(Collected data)
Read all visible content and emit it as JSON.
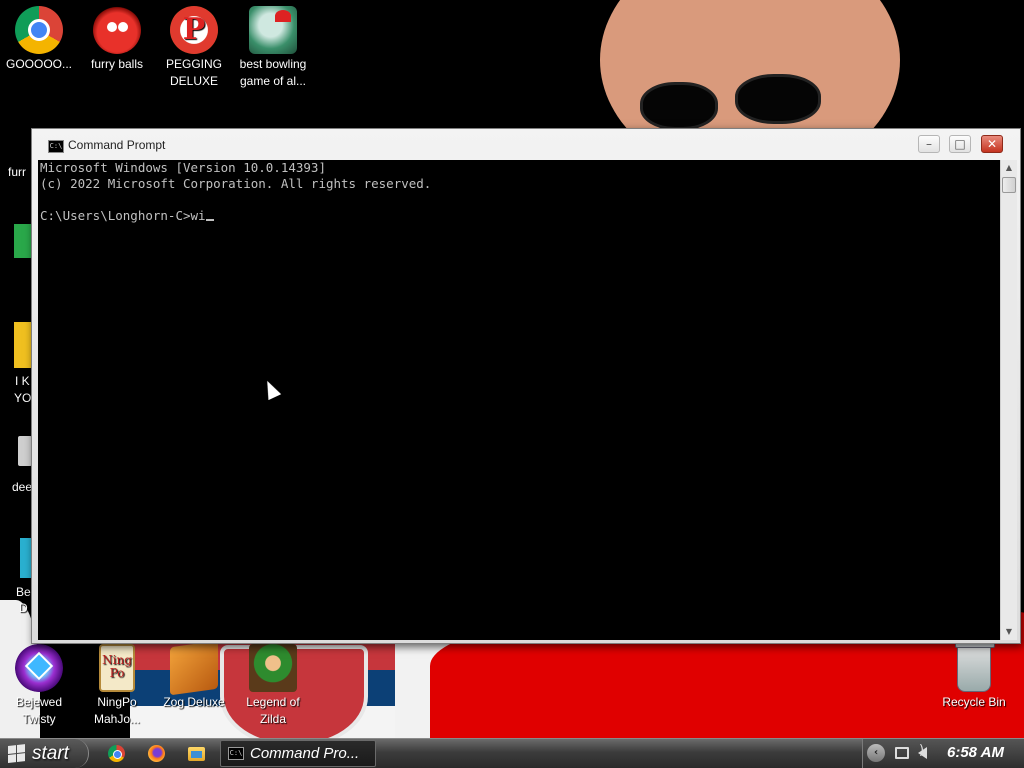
{
  "desktop_icons": [
    {
      "label": "GOOOOO...",
      "icon": "chrome-icon"
    },
    {
      "label": "furry balls",
      "icon": "furry-balls-icon"
    },
    {
      "label": "PEGGING DELUXE",
      "icon": "pegging-deluxe-icon"
    },
    {
      "label": "best bowling game of al...",
      "icon": "bowling-icon"
    },
    {
      "label": "Bejewed Twisty",
      "icon": "bejeweled-icon"
    },
    {
      "label": "NingPo MahJo...",
      "icon": "mahjong-icon"
    },
    {
      "label": "Zog Deluxe",
      "icon": "zog-icon"
    },
    {
      "label": "Legend of Zilda",
      "icon": "zelda-icon"
    },
    {
      "label": "Recycle Bin",
      "icon": "recycle-bin-icon"
    }
  ],
  "partial_icon_labels": [
    "furr",
    "I K",
    "YO",
    "dee",
    "Be",
    "D"
  ],
  "window": {
    "title": "Command Prompt",
    "icon_glyph": "C:\\",
    "minimize_glyph": "–",
    "maximize_glyph": "□",
    "close_glyph": "✕"
  },
  "console": {
    "lines": [
      "Microsoft Windows [Version 10.0.14393]",
      "(c) 2022 Microsoft Corporation. All rights reserved.",
      "",
      "C:\\Users\\Longhorn-C>wi"
    ],
    "text_color": "#c0c0c0",
    "background": "#000000"
  },
  "scrollbar": {
    "up_glyph": "▲",
    "down_glyph": "▼"
  },
  "taskbar": {
    "start_label": "start",
    "quick_launch": [
      "chrome-icon",
      "firefox-icon",
      "file-explorer-icon"
    ],
    "task_item": {
      "label": "Command Pro...",
      "icon_glyph": "C:\\"
    },
    "tray_chevron": "‹",
    "clock": "6:58 AM"
  }
}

WRITTEN INSTRUCTION: From the data above, copy each line where the string "furry" appears.

OUTPUT FOR THIS EXERCISE:
      "label": "furry balls",
      "icon": "furry-balls-icon"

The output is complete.